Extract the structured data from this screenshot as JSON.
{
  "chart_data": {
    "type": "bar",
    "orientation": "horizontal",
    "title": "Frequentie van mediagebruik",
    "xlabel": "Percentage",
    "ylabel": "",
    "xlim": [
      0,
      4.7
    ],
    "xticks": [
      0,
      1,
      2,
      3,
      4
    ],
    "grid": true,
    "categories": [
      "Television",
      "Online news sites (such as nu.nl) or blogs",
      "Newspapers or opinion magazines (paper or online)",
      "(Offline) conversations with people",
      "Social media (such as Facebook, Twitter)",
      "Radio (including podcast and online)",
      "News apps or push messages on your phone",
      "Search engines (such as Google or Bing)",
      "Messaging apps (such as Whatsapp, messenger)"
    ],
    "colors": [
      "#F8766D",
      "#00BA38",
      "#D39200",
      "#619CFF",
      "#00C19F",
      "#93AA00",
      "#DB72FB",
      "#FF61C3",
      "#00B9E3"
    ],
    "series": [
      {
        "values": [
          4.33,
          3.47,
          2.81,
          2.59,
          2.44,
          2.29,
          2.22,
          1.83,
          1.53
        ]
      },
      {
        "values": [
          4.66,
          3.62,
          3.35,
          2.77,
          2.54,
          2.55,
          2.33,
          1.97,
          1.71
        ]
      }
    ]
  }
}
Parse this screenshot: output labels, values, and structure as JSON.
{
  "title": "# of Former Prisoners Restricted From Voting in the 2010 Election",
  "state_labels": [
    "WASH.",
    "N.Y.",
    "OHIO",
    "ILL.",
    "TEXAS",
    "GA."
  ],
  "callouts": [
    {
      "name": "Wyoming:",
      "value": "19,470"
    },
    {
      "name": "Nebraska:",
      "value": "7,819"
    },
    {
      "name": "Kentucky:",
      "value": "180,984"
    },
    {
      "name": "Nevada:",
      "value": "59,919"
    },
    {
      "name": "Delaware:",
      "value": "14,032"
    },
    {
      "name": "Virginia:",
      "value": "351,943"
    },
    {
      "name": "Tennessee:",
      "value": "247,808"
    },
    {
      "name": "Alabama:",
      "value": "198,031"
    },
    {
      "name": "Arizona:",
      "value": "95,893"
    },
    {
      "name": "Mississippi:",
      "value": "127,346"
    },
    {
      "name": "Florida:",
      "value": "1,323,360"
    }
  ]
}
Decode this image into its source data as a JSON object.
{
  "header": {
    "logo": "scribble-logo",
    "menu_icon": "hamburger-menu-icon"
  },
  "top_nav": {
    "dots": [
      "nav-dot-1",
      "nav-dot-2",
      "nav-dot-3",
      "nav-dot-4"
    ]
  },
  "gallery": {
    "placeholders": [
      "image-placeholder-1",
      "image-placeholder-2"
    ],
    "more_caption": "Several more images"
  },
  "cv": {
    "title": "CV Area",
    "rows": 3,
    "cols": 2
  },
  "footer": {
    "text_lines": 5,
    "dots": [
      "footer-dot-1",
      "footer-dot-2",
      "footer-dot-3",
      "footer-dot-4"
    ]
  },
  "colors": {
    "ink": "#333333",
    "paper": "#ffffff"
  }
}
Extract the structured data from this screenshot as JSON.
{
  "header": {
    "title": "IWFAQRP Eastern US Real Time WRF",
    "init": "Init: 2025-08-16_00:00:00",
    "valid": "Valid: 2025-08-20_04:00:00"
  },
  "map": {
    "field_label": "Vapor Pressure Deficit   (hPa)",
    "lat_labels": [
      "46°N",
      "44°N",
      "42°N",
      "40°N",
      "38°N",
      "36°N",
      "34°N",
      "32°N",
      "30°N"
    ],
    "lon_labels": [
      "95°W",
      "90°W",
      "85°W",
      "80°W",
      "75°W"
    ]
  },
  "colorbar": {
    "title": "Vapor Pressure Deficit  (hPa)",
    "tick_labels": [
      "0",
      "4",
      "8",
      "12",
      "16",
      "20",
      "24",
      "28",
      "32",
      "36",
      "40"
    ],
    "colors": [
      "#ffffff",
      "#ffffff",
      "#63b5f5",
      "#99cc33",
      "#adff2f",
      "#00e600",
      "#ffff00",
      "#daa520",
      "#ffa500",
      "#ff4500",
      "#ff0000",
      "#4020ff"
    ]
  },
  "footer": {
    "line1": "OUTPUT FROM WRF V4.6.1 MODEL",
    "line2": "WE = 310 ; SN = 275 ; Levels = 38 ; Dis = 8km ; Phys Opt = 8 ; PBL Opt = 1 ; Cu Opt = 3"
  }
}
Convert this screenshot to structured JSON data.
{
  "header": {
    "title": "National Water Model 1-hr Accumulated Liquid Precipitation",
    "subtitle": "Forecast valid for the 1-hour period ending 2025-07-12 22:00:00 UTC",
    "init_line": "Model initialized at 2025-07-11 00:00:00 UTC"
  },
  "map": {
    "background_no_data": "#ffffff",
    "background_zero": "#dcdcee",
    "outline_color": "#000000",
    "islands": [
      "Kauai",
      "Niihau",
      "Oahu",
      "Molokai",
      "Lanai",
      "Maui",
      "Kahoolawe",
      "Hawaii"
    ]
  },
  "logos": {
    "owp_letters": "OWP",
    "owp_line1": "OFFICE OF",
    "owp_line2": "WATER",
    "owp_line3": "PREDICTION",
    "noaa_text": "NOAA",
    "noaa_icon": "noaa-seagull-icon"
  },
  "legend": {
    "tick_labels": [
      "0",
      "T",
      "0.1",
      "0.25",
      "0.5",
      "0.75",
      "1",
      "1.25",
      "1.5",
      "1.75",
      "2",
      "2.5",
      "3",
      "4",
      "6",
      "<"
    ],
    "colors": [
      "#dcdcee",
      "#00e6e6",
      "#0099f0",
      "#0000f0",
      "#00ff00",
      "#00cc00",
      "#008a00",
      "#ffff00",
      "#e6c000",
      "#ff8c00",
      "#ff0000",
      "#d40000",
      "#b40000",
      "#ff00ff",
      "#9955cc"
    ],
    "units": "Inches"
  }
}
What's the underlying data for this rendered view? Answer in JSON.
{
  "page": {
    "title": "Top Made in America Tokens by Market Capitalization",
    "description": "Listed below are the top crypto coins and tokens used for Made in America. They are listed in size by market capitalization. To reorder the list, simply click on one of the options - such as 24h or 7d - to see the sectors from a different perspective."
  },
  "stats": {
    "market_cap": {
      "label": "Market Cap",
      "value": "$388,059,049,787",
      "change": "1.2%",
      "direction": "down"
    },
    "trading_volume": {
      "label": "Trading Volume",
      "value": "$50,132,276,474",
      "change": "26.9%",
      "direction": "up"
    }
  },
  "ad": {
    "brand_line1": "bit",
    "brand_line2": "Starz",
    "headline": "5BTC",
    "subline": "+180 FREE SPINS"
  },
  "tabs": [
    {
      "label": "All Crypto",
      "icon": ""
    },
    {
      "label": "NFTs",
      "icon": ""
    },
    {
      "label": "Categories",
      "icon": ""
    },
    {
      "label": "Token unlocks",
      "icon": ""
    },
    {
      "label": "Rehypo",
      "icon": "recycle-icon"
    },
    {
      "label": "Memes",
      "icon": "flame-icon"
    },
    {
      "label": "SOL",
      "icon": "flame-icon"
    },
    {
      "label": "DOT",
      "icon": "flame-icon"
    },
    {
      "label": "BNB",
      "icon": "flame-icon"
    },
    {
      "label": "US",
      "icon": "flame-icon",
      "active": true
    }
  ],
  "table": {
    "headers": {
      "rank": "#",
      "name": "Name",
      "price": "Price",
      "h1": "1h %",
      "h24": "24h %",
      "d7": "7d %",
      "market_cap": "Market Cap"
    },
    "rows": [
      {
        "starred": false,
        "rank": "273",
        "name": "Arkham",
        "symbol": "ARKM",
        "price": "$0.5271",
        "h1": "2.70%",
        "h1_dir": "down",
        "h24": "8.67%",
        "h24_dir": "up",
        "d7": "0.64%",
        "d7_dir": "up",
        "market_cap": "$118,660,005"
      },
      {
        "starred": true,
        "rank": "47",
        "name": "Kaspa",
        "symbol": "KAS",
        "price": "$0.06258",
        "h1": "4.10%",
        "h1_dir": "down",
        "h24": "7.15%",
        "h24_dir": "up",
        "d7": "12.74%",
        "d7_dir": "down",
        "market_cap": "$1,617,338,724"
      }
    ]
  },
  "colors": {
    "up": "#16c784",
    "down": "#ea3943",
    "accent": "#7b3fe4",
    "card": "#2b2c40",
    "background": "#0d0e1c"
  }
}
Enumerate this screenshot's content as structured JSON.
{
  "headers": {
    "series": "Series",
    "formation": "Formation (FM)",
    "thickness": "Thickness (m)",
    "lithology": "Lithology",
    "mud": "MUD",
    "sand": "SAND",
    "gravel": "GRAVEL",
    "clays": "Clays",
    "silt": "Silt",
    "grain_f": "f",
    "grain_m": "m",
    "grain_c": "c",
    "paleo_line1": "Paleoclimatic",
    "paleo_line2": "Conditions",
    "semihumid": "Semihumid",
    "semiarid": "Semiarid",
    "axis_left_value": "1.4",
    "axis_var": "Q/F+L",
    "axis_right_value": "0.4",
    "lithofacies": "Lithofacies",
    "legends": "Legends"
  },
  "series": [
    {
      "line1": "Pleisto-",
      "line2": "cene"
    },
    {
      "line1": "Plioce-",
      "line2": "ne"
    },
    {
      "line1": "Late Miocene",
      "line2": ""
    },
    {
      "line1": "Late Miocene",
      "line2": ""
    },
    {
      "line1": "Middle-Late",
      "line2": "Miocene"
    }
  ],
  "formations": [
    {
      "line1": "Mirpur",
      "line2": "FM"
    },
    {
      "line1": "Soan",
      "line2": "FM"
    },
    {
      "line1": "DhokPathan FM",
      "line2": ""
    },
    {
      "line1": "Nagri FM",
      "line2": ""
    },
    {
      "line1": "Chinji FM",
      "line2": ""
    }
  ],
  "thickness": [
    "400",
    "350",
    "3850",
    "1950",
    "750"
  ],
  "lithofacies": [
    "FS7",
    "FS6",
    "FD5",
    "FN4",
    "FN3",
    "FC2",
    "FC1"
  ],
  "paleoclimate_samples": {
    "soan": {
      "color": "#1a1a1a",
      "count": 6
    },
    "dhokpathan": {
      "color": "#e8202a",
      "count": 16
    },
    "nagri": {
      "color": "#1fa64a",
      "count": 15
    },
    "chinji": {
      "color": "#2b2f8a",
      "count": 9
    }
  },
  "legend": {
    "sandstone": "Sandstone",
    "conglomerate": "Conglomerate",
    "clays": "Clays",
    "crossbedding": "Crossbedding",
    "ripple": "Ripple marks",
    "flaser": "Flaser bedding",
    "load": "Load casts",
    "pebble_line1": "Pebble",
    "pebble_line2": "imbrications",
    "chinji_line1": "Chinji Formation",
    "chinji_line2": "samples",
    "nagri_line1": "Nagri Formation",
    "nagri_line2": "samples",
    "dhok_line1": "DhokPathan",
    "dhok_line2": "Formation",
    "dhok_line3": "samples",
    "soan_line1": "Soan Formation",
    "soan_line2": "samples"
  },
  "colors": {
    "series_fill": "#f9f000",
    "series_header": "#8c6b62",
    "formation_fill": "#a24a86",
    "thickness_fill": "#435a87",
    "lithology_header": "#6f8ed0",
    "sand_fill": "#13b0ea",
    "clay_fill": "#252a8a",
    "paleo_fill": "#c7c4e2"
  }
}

◆ ◆ ◆ ◆ ◆ ◆ ◆

- [TASK]: List all lines where "ffffff" occurs.

- [THE RESPONSE]:
    "paper": "#ffffff"
      "#ffffff",
      "#ffffff",
    "background_no_data": "#ffffff",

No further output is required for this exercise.